-- Your task --
Write out the data again exactly, skipping every picture.

-- Material for this task --
┌──

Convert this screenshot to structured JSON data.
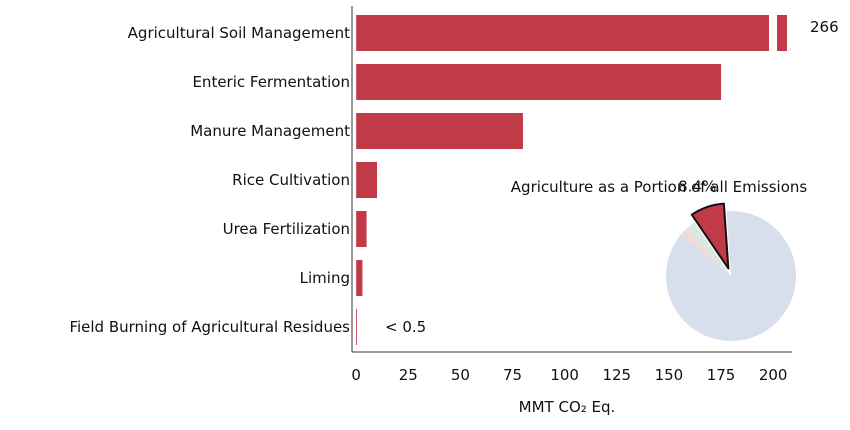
{
  "chart_data": [
    {
      "type": "bar",
      "orientation": "horizontal",
      "categories": [
        "Agricultural Soil Management",
        "Enteric Fermentation",
        "Manure Management",
        "Rice Cultivation",
        "Urea Fertilization",
        "Liming",
        "Field Burning of Agricultural Residues"
      ],
      "values": [
        266,
        175,
        80,
        10,
        5,
        3,
        0.4
      ],
      "data_labels": [
        "266",
        "",
        "",
        "",
        "",
        "",
        "< 0.5"
      ],
      "axis_break": {
        "from": 198,
        "to": 262,
        "note": "first bar is truncated with a gap and labeled with its value"
      },
      "xlabel": "MMT CO₂ Eq.",
      "ylabel": "",
      "xlim": [
        -2,
        205
      ],
      "xticks": [
        0,
        25,
        50,
        75,
        100,
        125,
        150,
        175,
        200
      ],
      "xtick_labels": [
        "0",
        "25",
        "50",
        "75",
        "100",
        "125",
        "150",
        "175",
        "200"
      ],
      "bar_color": "#c03a48",
      "grid": false,
      "legend": "none"
    },
    {
      "type": "pie",
      "title": "Agriculture as a Portion of all Emissions",
      "slices": [
        {
          "label": "8.4%",
          "value": 8.4,
          "color": "#c03a48",
          "exploded": true
        },
        {
          "label": "",
          "value": 3.2,
          "color": "#dde6e3"
        },
        {
          "label": "",
          "value": 1.2,
          "color": "#f5d8d6"
        },
        {
          "label": "",
          "value": 87.2,
          "color": "#d8dfec"
        }
      ],
      "start_angle_deg": -4,
      "legend": "none"
    }
  ]
}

└──

-- Expected answer --
Convert this screenshot to structured JSON data.
{
  "chart_data": [
    {
      "type": "bar",
      "orientation": "horizontal",
      "categories": [
        "Agricultural Soil Management",
        "Enteric Fermentation",
        "Manure Management",
        "Rice Cultivation",
        "Urea Fertilization",
        "Liming",
        "Field Burning of Agricultural Residues"
      ],
      "values": [
        266,
        175,
        80,
        10,
        5,
        3,
        0.4
      ],
      "data_labels": [
        "266",
        "",
        "",
        "",
        "",
        "",
        "< 0.5"
      ],
      "axis_break": {
        "from": 198,
        "to": 262,
        "note": "first bar is truncated with a gap and labeled with its value"
      },
      "xlabel": "MMT CO₂ Eq.",
      "ylabel": "",
      "xlim": [
        -2,
        205
      ],
      "xticks": [
        0,
        25,
        50,
        75,
        100,
        125,
        150,
        175,
        200
      ],
      "xtick_labels": [
        "0",
        "25",
        "50",
        "75",
        "100",
        "125",
        "150",
        "175",
        "200"
      ],
      "bar_color": "#c03a48",
      "grid": false,
      "legend": "none"
    },
    {
      "type": "pie",
      "title": "Agriculture as a Portion of all Emissions",
      "slices": [
        {
          "label": "8.4%",
          "value": 8.4,
          "color": "#c03a48",
          "exploded": true
        },
        {
          "label": "",
          "value": 3.2,
          "color": "#dde6e3"
        },
        {
          "label": "",
          "value": 1.2,
          "color": "#f5d8d6"
        },
        {
          "label": "",
          "value": 87.2,
          "color": "#d8dfec"
        }
      ],
      "start_angle_deg": -4,
      "legend": "none"
    }
  ]
}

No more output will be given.